* START *
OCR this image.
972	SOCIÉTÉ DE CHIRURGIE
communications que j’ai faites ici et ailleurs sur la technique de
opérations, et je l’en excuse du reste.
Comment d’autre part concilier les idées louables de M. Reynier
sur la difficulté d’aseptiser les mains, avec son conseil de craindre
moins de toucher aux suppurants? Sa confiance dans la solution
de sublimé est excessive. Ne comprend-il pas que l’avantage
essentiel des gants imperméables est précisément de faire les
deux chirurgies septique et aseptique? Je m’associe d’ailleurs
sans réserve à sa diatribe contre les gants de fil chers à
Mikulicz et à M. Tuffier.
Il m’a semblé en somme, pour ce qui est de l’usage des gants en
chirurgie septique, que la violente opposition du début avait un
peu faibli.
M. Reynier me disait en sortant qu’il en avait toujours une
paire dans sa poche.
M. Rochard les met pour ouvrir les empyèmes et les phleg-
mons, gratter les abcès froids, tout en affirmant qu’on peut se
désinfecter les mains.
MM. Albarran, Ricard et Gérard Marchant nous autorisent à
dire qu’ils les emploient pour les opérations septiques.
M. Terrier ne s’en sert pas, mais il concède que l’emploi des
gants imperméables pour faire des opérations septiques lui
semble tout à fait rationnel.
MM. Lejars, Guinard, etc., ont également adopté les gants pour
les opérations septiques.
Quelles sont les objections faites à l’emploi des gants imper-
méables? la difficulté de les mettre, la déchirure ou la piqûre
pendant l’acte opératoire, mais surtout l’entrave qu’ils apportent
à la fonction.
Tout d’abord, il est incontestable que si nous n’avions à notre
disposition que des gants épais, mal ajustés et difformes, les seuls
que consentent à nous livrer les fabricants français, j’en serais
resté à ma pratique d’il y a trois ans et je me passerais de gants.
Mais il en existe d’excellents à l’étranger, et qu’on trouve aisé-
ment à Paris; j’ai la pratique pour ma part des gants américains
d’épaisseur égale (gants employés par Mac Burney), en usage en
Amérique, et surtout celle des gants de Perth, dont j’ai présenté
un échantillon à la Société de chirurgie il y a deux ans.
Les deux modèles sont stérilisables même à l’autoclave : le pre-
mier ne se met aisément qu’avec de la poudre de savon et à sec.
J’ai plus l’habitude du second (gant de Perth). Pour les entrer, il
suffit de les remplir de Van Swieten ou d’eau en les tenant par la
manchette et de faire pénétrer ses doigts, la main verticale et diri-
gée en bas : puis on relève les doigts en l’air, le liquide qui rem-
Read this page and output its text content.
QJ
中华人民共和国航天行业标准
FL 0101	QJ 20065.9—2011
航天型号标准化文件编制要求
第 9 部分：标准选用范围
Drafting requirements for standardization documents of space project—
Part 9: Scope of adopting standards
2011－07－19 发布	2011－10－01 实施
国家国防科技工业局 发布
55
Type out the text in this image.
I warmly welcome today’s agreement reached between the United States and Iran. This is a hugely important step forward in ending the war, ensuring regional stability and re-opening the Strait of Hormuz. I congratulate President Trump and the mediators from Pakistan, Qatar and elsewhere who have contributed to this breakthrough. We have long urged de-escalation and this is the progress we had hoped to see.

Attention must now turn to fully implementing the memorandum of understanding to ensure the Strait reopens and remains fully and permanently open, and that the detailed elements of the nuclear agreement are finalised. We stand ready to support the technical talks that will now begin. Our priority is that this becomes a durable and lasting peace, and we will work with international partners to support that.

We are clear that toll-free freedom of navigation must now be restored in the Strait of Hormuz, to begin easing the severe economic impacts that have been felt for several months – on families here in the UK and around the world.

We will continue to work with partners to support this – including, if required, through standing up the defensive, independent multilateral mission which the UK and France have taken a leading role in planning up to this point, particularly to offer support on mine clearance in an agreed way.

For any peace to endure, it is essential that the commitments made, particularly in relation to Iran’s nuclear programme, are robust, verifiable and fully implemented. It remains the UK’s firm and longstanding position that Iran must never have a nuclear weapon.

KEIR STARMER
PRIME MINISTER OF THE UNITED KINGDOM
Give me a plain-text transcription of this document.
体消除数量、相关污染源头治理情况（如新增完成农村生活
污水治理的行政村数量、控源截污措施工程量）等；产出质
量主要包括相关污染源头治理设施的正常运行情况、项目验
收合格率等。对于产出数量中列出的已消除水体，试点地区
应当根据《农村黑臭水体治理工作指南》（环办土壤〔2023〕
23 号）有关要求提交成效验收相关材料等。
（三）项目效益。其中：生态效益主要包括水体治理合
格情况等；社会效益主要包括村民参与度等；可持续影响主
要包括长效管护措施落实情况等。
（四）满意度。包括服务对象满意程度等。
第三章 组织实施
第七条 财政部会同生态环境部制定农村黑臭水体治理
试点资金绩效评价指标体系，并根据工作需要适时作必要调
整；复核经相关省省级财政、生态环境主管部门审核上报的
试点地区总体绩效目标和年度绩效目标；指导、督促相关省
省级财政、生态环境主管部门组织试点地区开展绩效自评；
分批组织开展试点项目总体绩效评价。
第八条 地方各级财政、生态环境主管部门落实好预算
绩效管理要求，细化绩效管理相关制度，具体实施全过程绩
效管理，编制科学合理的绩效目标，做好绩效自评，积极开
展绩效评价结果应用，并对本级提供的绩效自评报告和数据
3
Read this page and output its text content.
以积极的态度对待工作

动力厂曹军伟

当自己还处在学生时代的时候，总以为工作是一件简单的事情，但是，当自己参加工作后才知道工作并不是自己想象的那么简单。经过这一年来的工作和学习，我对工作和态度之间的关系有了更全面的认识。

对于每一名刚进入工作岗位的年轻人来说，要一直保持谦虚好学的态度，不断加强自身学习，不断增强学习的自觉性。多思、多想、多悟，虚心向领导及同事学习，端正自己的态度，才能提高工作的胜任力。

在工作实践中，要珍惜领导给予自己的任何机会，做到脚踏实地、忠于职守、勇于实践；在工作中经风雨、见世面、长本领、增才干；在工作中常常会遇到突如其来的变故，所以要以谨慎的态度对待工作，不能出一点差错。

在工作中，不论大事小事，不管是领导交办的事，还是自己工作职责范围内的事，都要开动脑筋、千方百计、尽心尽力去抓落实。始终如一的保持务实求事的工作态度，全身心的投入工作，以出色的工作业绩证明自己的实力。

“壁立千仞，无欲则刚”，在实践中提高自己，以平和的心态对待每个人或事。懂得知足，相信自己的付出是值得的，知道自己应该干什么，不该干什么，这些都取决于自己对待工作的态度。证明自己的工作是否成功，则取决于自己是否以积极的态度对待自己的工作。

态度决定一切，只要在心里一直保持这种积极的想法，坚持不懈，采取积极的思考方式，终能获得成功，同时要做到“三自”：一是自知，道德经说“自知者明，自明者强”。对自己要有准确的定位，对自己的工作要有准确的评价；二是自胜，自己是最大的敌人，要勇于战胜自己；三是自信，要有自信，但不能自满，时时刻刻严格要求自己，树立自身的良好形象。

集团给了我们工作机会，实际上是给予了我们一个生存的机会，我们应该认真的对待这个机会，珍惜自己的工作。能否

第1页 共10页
* END *
Where a line in the entries holds the word "pratique", copy that line.

§ **COMPLETE RESPONSE**
resté à ma pratique d’il y a trois ans et je me passerais de gants.
ment à Paris; j’ai la pratique pour ma part des gants américains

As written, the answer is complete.